==== ENTRIES PROVIDED

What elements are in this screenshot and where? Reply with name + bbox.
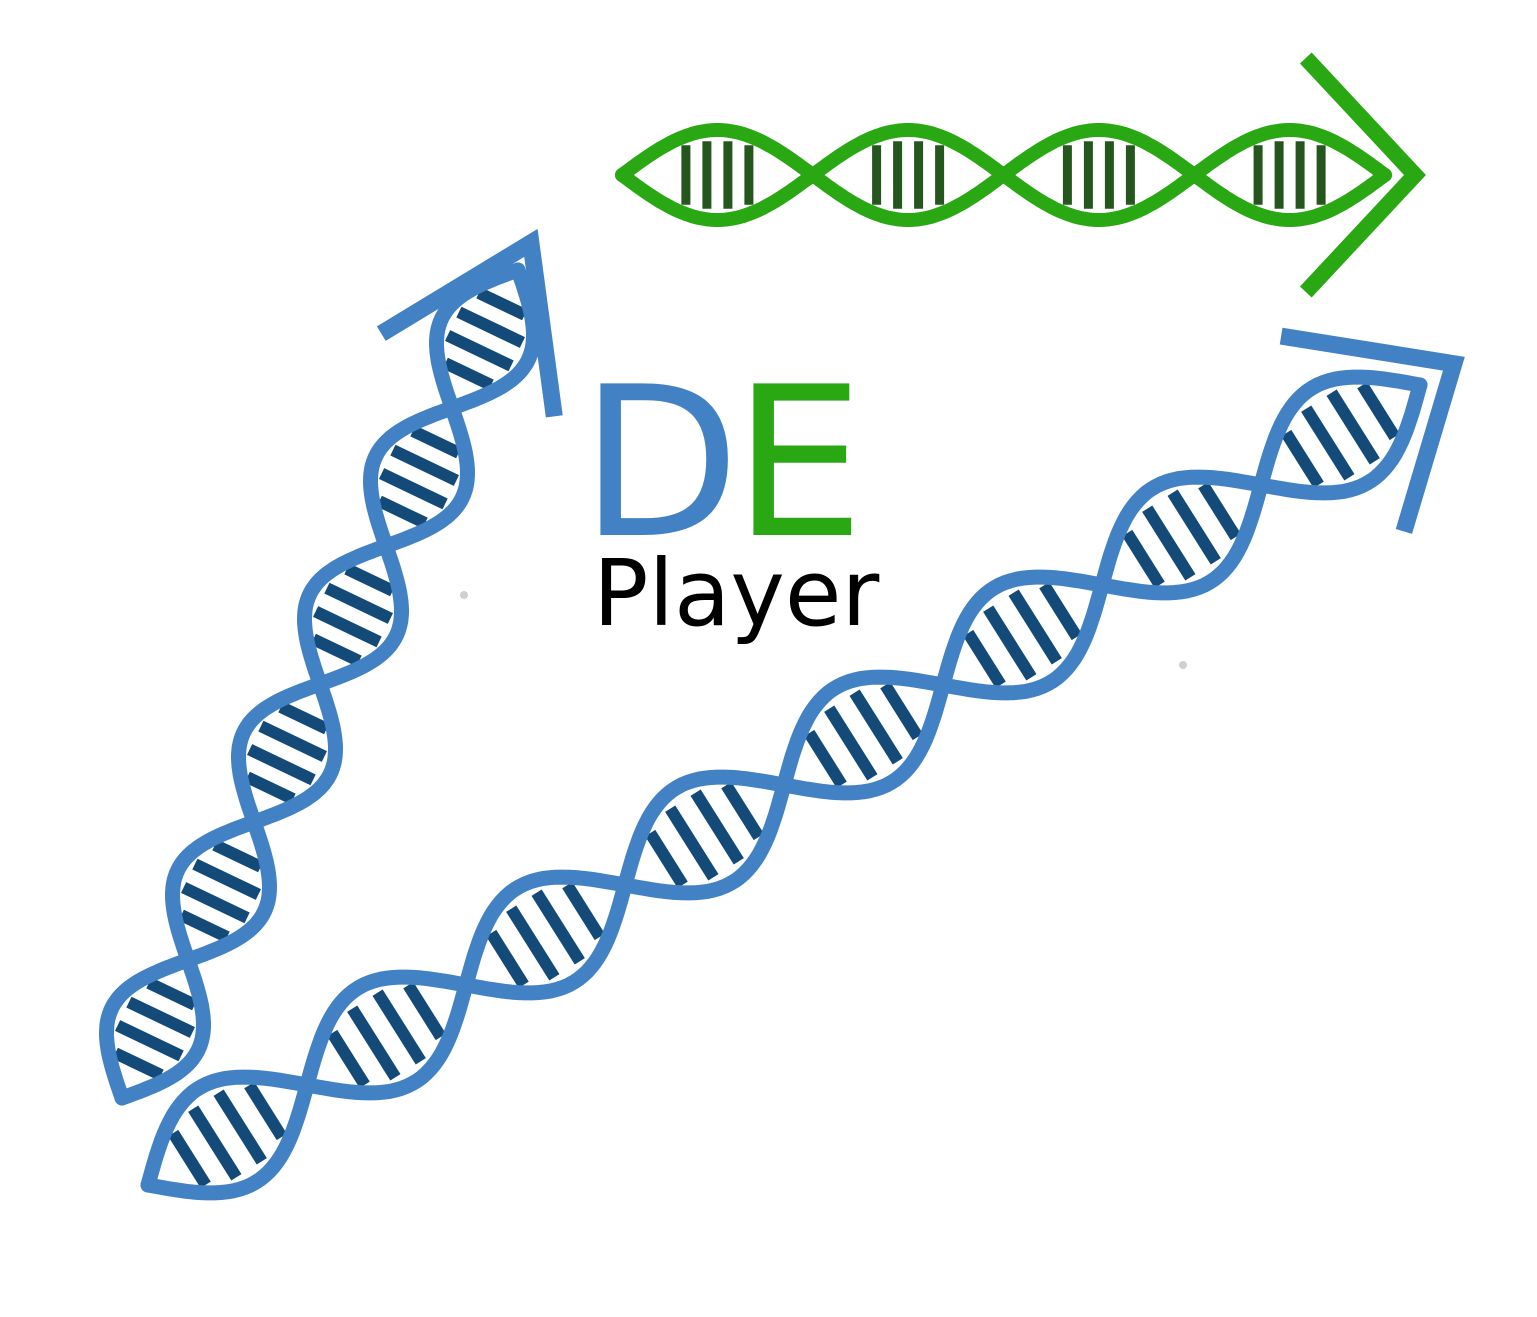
helix-rung: [181, 882, 250, 924]
speck-dot: [460, 591, 468, 599]
helix-strand: [99, 262, 541, 1106]
helix-rung: [146, 977, 198, 1011]
helix-rung: [476, 287, 528, 321]
helix-rung: [1301, 405, 1355, 481]
helix-rung: [379, 468, 448, 510]
helix-rung: [983, 605, 1037, 681]
helix-rung: [324, 582, 393, 624]
helix-rung: [410, 425, 462, 459]
helix-rung: [531, 889, 585, 965]
helix-rung: [486, 929, 529, 988]
helix-rung: [1039, 582, 1082, 641]
helix-rung: [244, 771, 296, 805]
helix-rung: [376, 495, 428, 529]
helix-rung: [390, 444, 459, 486]
helix-rung: [347, 1005, 401, 1081]
helix-strand: [615, 123, 1392, 227]
helix-rung: [258, 720, 327, 762]
helix-rung: [1281, 429, 1324, 488]
helix-rung: [372, 989, 426, 1065]
helix-rung: [1142, 505, 1196, 581]
helix-rung: [247, 744, 316, 786]
helix-rung: [213, 1089, 267, 1165]
helix-rung: [880, 682, 923, 741]
helix-rung: [212, 839, 264, 873]
helix-arrowhead: [1279, 327, 1465, 534]
logo-letter-e: E: [733, 343, 865, 585]
helix-rung: [690, 789, 744, 865]
helix-rung: [1008, 589, 1062, 665]
helix-rung: [178, 909, 230, 943]
helix-rung: [963, 629, 1006, 688]
helix-rung: [112, 1047, 164, 1081]
helix-rung: [1122, 529, 1165, 588]
top-dna-helix-arrow-icon: [615, 52, 1426, 298]
helix-rung: [824, 705, 878, 781]
helix-arrowhead: [1299, 52, 1426, 298]
helix-strand: [140, 377, 1428, 1193]
helix-rung: [804, 729, 847, 788]
helix-rung: [1167, 489, 1221, 565]
helix-rung: [115, 1020, 184, 1062]
speck-dot: [1179, 661, 1187, 669]
helix-rung: [244, 1082, 287, 1141]
helix-rung: [849, 689, 903, 765]
helix-rung: [445, 330, 514, 372]
helix-arrowhead: [376, 228, 563, 418]
helix-rung: [1357, 382, 1400, 441]
helix-rung: [721, 782, 764, 841]
helix-rung: [168, 1129, 211, 1188]
helix-rung: [562, 882, 605, 941]
helix-rung: [344, 563, 396, 597]
helix-rung: [310, 633, 362, 667]
helix-rung: [1326, 389, 1380, 465]
helix-rung: [403, 982, 446, 1041]
helix-rung: [645, 829, 688, 888]
helix-rung: [278, 701, 330, 735]
logo-letter-d: D: [580, 343, 741, 585]
helix-rung: [456, 306, 525, 348]
helix-rung: [188, 1105, 242, 1181]
helix-rung: [665, 805, 719, 881]
helix-rung: [1198, 482, 1241, 541]
logo-subtitle-player: Player: [593, 540, 880, 647]
helix-rung: [442, 357, 494, 391]
left-dna-helix-arrow-icon: [99, 228, 563, 1106]
helix-rung: [313, 606, 382, 648]
helix-rung: [327, 1029, 370, 1088]
helix-rung: [126, 996, 195, 1038]
helix-rung: [506, 905, 560, 981]
helix-rung: [192, 858, 261, 900]
bottom-dna-helix-arrow-icon: [140, 327, 1465, 1201]
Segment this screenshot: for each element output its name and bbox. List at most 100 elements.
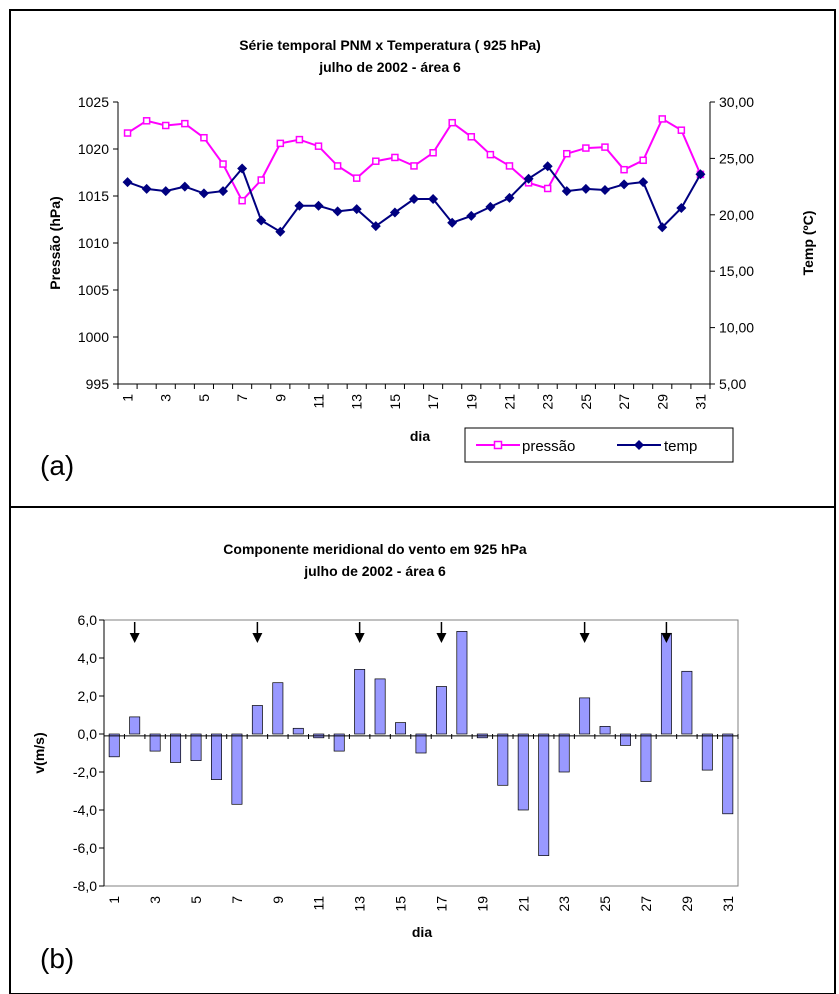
temp-point xyxy=(657,222,668,233)
chart-a-x-tick-label: 15 xyxy=(387,394,403,410)
chart-b-y-tick-label: -4,0 xyxy=(73,802,97,818)
chart-b-bar xyxy=(538,733,550,856)
down-arrow-icon xyxy=(252,633,263,643)
chart-a-left-tick-label: 1010 xyxy=(78,235,109,251)
chart-b-y-tick-label: 0,0 xyxy=(78,726,98,742)
chart-b-bar xyxy=(701,733,713,771)
chart-b-x-tick-label: 13 xyxy=(352,896,368,912)
pressao-point xyxy=(658,115,667,123)
temp-point xyxy=(428,194,439,205)
pressao-point xyxy=(448,118,456,127)
pressao-point xyxy=(142,117,151,125)
temp-point xyxy=(160,186,171,197)
chart-a-x-tick-label: 7 xyxy=(234,394,250,402)
pressao-point xyxy=(429,149,437,157)
chart-b-bar xyxy=(660,632,672,735)
temp-point xyxy=(313,200,324,211)
chart-a-right-axis: 5,00 10,00 15,00 20,00 25,00 30,00 xyxy=(710,94,754,392)
down-arrow-icon xyxy=(661,633,672,643)
pressao-point xyxy=(333,162,342,170)
temp-point xyxy=(389,207,400,218)
chart-b-title-line2: julho de 2002 - área 6 xyxy=(303,563,446,579)
chart-b-bar xyxy=(129,716,141,735)
chart-b-y-tick-label: -2,0 xyxy=(73,764,97,780)
pressao-point xyxy=(295,135,304,144)
temp-point xyxy=(599,184,610,195)
chart-a-x-tick-label: 21 xyxy=(501,394,517,410)
panel-a-label: (a) xyxy=(40,450,74,481)
chart-b-bar xyxy=(579,697,591,735)
legend-temp-marker xyxy=(634,440,644,450)
chart-b-bar xyxy=(395,722,407,735)
chart-b-bar xyxy=(354,669,366,735)
chart-b-y-axis: -8,0 -6,0 -4,0 -2,0 0,0 2,0 4,0 6,0 xyxy=(73,612,105,894)
chart-b-bar xyxy=(640,733,652,782)
pressao-point xyxy=(505,162,514,170)
pressao-point xyxy=(677,126,686,134)
temp-point xyxy=(332,206,343,217)
chart-b-bar xyxy=(415,733,427,754)
legend-pressao-label: pressão xyxy=(522,438,575,455)
pressao-point xyxy=(276,139,285,148)
chart-b-y-tick-label: -6,0 xyxy=(73,840,97,856)
chart-a-left-axis: 995 1000 1005 1010 1015 1020 1025 xyxy=(78,94,118,392)
panel-a: Série temporal PNM x Temperatura ( 925 h… xyxy=(40,37,816,481)
chart-a-y-right-label: Temp (ºC) xyxy=(800,211,816,276)
temp-point xyxy=(485,201,496,212)
chart-b-bar xyxy=(231,733,243,805)
chart-b-bar xyxy=(170,733,182,763)
chart-b-x-tick-label: 21 xyxy=(515,896,531,912)
pressao-point xyxy=(582,144,590,152)
pressao-point xyxy=(391,153,399,162)
chart-a-x-axis: 1 3 5 7 9 11 13 15 17 19 21 23 25 27 29 31 xyxy=(117,384,711,410)
series-line-0 xyxy=(126,117,702,203)
temp-point xyxy=(141,183,152,194)
chart-b-x-tick-label: 11 xyxy=(311,896,327,911)
temp-point xyxy=(561,186,572,197)
temp-point xyxy=(256,215,267,226)
chart-b-bar xyxy=(149,733,161,752)
chart-b-bar xyxy=(190,733,202,761)
chart-a-x-tick-label: 27 xyxy=(616,394,632,410)
chart-a-x-tick-label: 25 xyxy=(578,394,594,410)
chart-b-bar xyxy=(517,733,529,811)
chart-b-y-label: v(m/s) xyxy=(31,732,47,773)
chart-b-x-tick-label: 15 xyxy=(393,896,409,912)
chart-b-x-tick-label: 5 xyxy=(188,896,204,904)
chart-a-right-tick-label: 30,00 xyxy=(719,94,754,110)
chart-a-x-tick-label: 3 xyxy=(158,394,174,402)
pressao-point xyxy=(601,143,609,151)
chart-b-bar xyxy=(211,733,222,780)
temp-point xyxy=(370,221,381,232)
chart-a-x-tick-label: 5 xyxy=(196,394,212,402)
chart-a-x-label: dia xyxy=(410,428,430,444)
chart-b-x-tick-label: 25 xyxy=(597,896,613,912)
chart-b-bar xyxy=(456,631,468,735)
temp-point xyxy=(122,177,133,188)
chart-b-bars xyxy=(108,631,734,856)
chart-a-series-group xyxy=(122,115,706,237)
temp-point xyxy=(619,179,630,190)
pressao-point xyxy=(467,133,476,141)
chart-b-bar xyxy=(272,682,284,735)
temp-point xyxy=(638,177,649,188)
down-arrow-icon xyxy=(129,633,140,643)
chart-a-legend: pressão temp xyxy=(464,427,734,463)
chart-a-x-tick-label: 23 xyxy=(540,394,556,410)
chart-b-title-line1: Componente meridional do vento em 925 hP… xyxy=(223,541,527,557)
chart-b-x-tick-label: 17 xyxy=(433,896,449,912)
pressao-point xyxy=(563,149,571,158)
chart-a-left-tick-label: 995 xyxy=(86,376,110,392)
temp-point xyxy=(580,183,591,194)
temp-point xyxy=(523,173,534,184)
chart-b-bar xyxy=(599,726,611,735)
chart-a-right-tick-label: 15,00 xyxy=(719,263,754,279)
temp-point xyxy=(218,186,229,197)
temp-point xyxy=(409,194,419,205)
pressao-point xyxy=(219,160,227,168)
chart-a-left-tick-label: 1005 xyxy=(78,282,109,298)
legend-pressao-marker xyxy=(493,440,503,450)
chart-a-x-tick-label: 11 xyxy=(311,394,327,409)
chart-b-bar xyxy=(681,670,693,735)
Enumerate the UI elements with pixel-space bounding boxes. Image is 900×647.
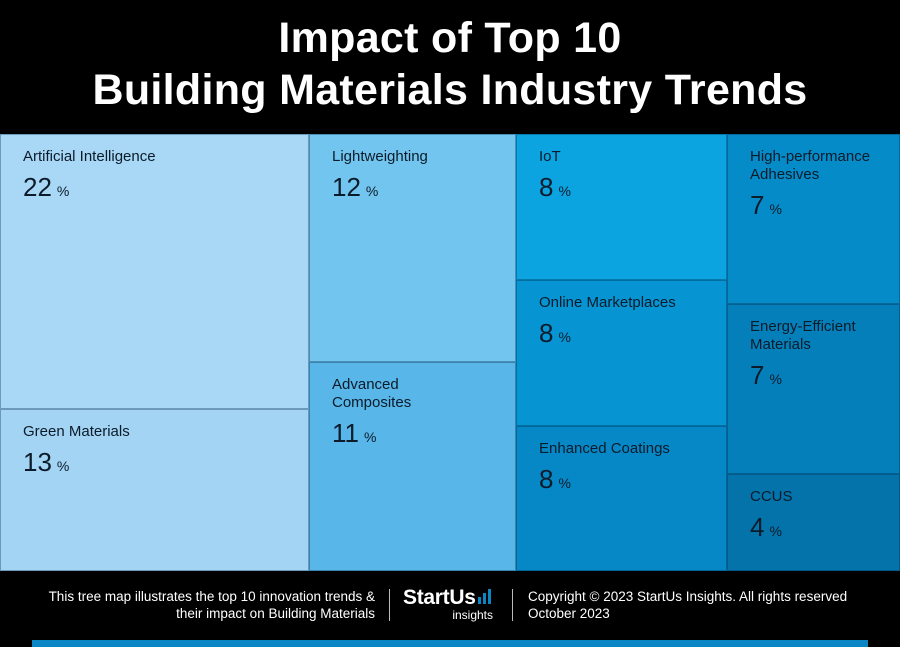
footer-divider-right xyxy=(512,589,513,621)
treemap-value-number: 8 xyxy=(539,172,554,202)
treemap-cell: IoT 8% xyxy=(516,134,727,280)
treemap-value-number: 7 xyxy=(750,360,765,390)
treemap-cell-label: Enhanced Coatings xyxy=(539,440,670,457)
treemap-value-unit: % xyxy=(769,523,782,539)
treemap-cell: Online Marketplaces 8% xyxy=(516,280,727,426)
treemap-cell-label: CCUS xyxy=(750,488,793,505)
treemap-value-unit: % xyxy=(56,183,70,199)
footer-description-line-2: their impact on Building Materials xyxy=(176,606,375,621)
treemap-value-unit: % xyxy=(365,183,379,199)
treemap-cell-value: 8% xyxy=(539,318,726,352)
treemap-cell-value: 13% xyxy=(23,447,308,481)
treemap-cell-value: 7% xyxy=(750,360,899,394)
treemap-value-number: 7 xyxy=(750,190,765,220)
treemap-cell-label: High-performance Adhesives xyxy=(750,148,871,183)
treemap-value-number: 11 xyxy=(332,418,359,448)
startus-logo: StartUs insights xyxy=(403,587,503,622)
treemap-cell: CCUS 4% xyxy=(727,474,900,571)
treemap-cell-value: 8% xyxy=(539,172,726,206)
treemap-cell-value: 7% xyxy=(750,190,899,224)
treemap-cell: Enhanced Coatings 8% xyxy=(516,426,727,571)
treemap-cell: Green Materials 13% xyxy=(0,409,309,571)
treemap-cell-label: Energy-Efficient Materials xyxy=(750,318,856,353)
treemap-value-number: 22 xyxy=(23,172,52,202)
treemap-cell-label: Advanced Composites xyxy=(332,376,412,411)
treemap-cell-value: 22% xyxy=(23,172,308,206)
treemap-value-number: 4 xyxy=(750,512,765,542)
treemap-value-unit: % xyxy=(56,458,70,474)
treemap: Artificial Intelligence 22% Green Material… xyxy=(0,134,900,571)
treemap-cell: Advanced Composites 11% xyxy=(309,362,516,571)
treemap-value-number: 8 xyxy=(539,464,554,494)
logo-sub-text: insights xyxy=(452,608,493,622)
footer-divider-left xyxy=(389,589,390,621)
title-line-2: Building Materials Industry Trends xyxy=(92,66,808,114)
treemap-value-unit: % xyxy=(558,329,571,345)
copyright-text: Copyright © 2023 StartUs Insights. All r… xyxy=(528,589,848,604)
treemap-cell: Energy-Efficient Materials 7% xyxy=(727,304,900,474)
treemap-cell-label: Online Marketplaces xyxy=(539,294,676,311)
footer: This tree map illustrates the top 10 inn… xyxy=(0,571,900,647)
treemap-cell: Lightweighting 12% xyxy=(309,134,516,362)
treemap-value-unit: % xyxy=(558,475,571,491)
treemap-value-unit: % xyxy=(364,429,377,445)
chart-title: Impact of Top 10 Building Materials Indu… xyxy=(0,12,900,116)
treemap-value-unit: % xyxy=(769,371,782,387)
footer-copyright-block: Copyright © 2023 StartUs Insights. All r… xyxy=(528,588,847,622)
treemap-cell: High-performance Adhesives 7% xyxy=(727,134,900,304)
treemap-cell-value: 11% xyxy=(332,418,515,452)
title-line-1: Impact of Top 10 xyxy=(278,14,622,62)
treemap-value-unit: % xyxy=(769,201,782,217)
logo-main-text: StartUs xyxy=(403,586,476,609)
accent-bar xyxy=(32,640,868,647)
treemap-value-number: 12 xyxy=(332,172,361,202)
treemap-value-number: 13 xyxy=(23,447,52,477)
treemap-value-unit: % xyxy=(558,183,571,199)
treemap-cell-value: 4% xyxy=(750,512,899,546)
footer-description-line-1: This tree map illustrates the top 10 inn… xyxy=(48,589,375,604)
treemap-cell-label: Artificial Intelligence xyxy=(23,148,156,165)
treemap-value-number: 8 xyxy=(539,318,554,348)
treemap-cell-label: Green Materials xyxy=(23,423,130,440)
date-text: October 2023 xyxy=(528,606,610,621)
footer-description: This tree map illustrates the top 10 inn… xyxy=(15,588,375,622)
bar-chart-icon xyxy=(477,589,491,604)
treemap-cell-value: 8% xyxy=(539,464,726,498)
treemap-cell-label: Lightweighting xyxy=(332,148,428,165)
treemap-cell-value: 12% xyxy=(332,172,515,206)
treemap-cell-label: IoT xyxy=(539,148,561,165)
treemap-cell: Artificial Intelligence 22% xyxy=(0,134,309,409)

========

SHORT EXERCISE.
Rewrite the listing from the line with "helix-rung: [181, 882, 250, 924]" to the line with "helix-rung: [313, 606, 382, 648]", both included, with "helix-rung" changed to "helix-bar" and every other part left as is.

ANSWER BELOW.
helix-bar: [181, 882, 250, 924]
speck-dot: [460, 591, 468, 599]
helix-strand: [99, 262, 541, 1106]
helix-bar: [146, 977, 198, 1011]
helix-bar: [476, 287, 528, 321]
helix-bar: [1301, 405, 1355, 481]
helix-bar: [379, 468, 448, 510]
helix-bar: [983, 605, 1037, 681]
helix-bar: [324, 582, 393, 624]
helix-bar: [410, 425, 462, 459]
helix-bar: [531, 889, 585, 965]
helix-bar: [486, 929, 529, 988]
helix-bar: [1039, 582, 1082, 641]
helix-bar: [244, 771, 296, 805]
helix-bar: [376, 495, 428, 529]
helix-bar: [390, 444, 459, 486]
helix-bar: [347, 1005, 401, 1081]
helix-strand: [615, 123, 1392, 227]
helix-bar: [258, 720, 327, 762]
helix-bar: [1281, 429, 1324, 488]
helix-bar: [372, 989, 426, 1065]
helix-bar: [1142, 505, 1196, 581]
helix-bar: [247, 744, 316, 786]
helix-bar: [213, 1089, 267, 1165]
helix-bar: [880, 682, 923, 741]
helix-bar: [212, 839, 264, 873]
helix-arrowhead: [1279, 327, 1465, 534]
logo-letter-e: E: [733, 343, 865, 585]
helix-bar: [690, 789, 744, 865]
helix-bar: [1008, 589, 1062, 665]
helix-bar: [178, 909, 230, 943]
helix-bar: [963, 629, 1006, 688]
helix-bar: [112, 1047, 164, 1081]
helix-bar: [1122, 529, 1165, 588]
top-dna-helix-arrow-icon: [615, 52, 1426, 298]
helix-bar: [824, 705, 878, 781]
helix-arrowhead: [1299, 52, 1426, 298]
helix-strand: [140, 377, 1428, 1193]
helix-bar: [804, 729, 847, 788]
helix-bar: [1167, 489, 1221, 565]
helix-bar: [115, 1020, 184, 1062]
speck-dot: [1179, 661, 1187, 669]
helix-bar: [244, 1082, 287, 1141]
helix-bar: [849, 689, 903, 765]
helix-bar: [445, 330, 514, 372]
helix-arrowhead: [376, 228, 563, 418]
helix-bar: [1357, 382, 1400, 441]
helix-bar: [721, 782, 764, 841]
helix-bar: [168, 1129, 211, 1188]
helix-bar: [562, 882, 605, 941]
helix-bar: [344, 563, 396, 597]
helix-bar: [310, 633, 362, 667]
helix-bar: [1326, 389, 1380, 465]
helix-bar: [403, 982, 446, 1041]
helix-bar: [645, 829, 688, 888]
helix-bar: [278, 701, 330, 735]
logo-letter-d: D: [580, 343, 741, 585]
helix-bar: [456, 306, 525, 348]
helix-bar: [188, 1105, 242, 1181]
helix-bar: [665, 805, 719, 881]
helix-bar: [1198, 482, 1241, 541]
logo-subtitle-player: Player: [593, 540, 880, 647]
helix-bar: [442, 357, 494, 391]
left-dna-helix-arrow-icon: [99, 228, 563, 1106]
helix-bar: [313, 606, 382, 648]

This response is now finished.